[Selected text]
For a TweetUp though, I printed these out on basic card stock (60 for $1.54 at Kinkos) with just my Twitter handle and a title underneath it to jog the memory of people whose name it was they ended up with in their mix of stuff.
I figure at one point or another, somebody would ask me what I do and one of those two things would be bound to come up. Also, I still dislike The Business Card. Too much stuff on it. It’s 2010, everyone can get in contact with everyone in a number of methods and search processes. This is ideal, especially for the crowd at hand. Done and done.
Execute: Seamless, because when I got home, the ones I gave out equaled the number of people who got in contact with me post-tweetup.
Why i love it: When I got home, I had a stack of business cards that I had to search first name/last name to connect with them. All of them.
What was really great about the TweetUp: At one point, many were gathered in one room to hear @britopian talk about how much was raised (over $2300) for the school in Tanzania and all I could do was look around and marvel about how all this came to fruition because of, essentially, ONE tweet.
One little message that grew exponentially.
I plan on attending the next one and continuing to explore the world, one person at a time.
I had an interview yesterday with a high tech pr company; thanks to a heads up from a college friend and being at my computer when I got her text, my resume was sent in within minutes and interview scheduled immediately.
What I did to prep:
Interviewed for an hour and a half, in 30 minute intervals; but not before sitting down in the beginning to realize that my sweater and the folder holding my resumes all matched, which is weird because I NEVER wear purple.
Managed to consume an ENTIRE bottle of water during the course of all the interviews so that when I left, I REALLY had to use the restroom.

[Collected material]

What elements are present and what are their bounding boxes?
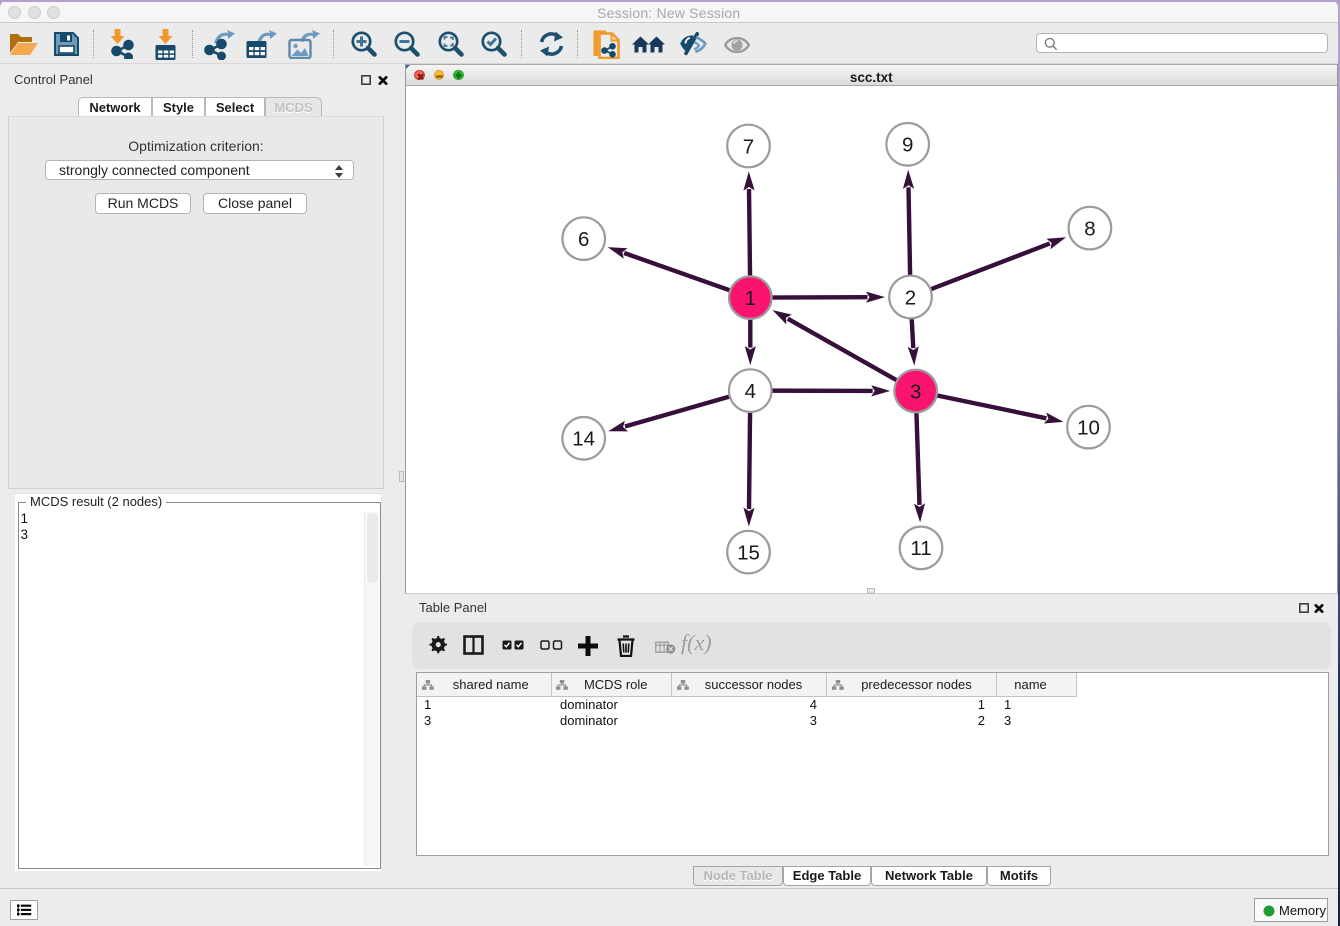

[Things to do]
(1) List every label in the blog post that begins a paragraph and is followed by a colon.
(2) Reproduce the blog post word for word, from "I plan on attending" up to and including "NEVER wear purple.".

[Answers to the exercises]
(1)
- Execute
- Why i love it
- What was really great about the TweetUp
- What I did to prep

(2)
I plan on attending the next one and continuing to explore the world, one person at a time.
I had an interview yesterday with a high tech pr company; thanks to a heads up from a college friend and being at my computer when I got her text, my resume was sent in within minutes and interview scheduled immediately.
What I did to prep:
Interviewed for an hour and a half, in 30 minute intervals; but not before sitting down in the beginning to realize that my sweater and the folder holding my resumes all matched, which is weird because I NEVER wear purple.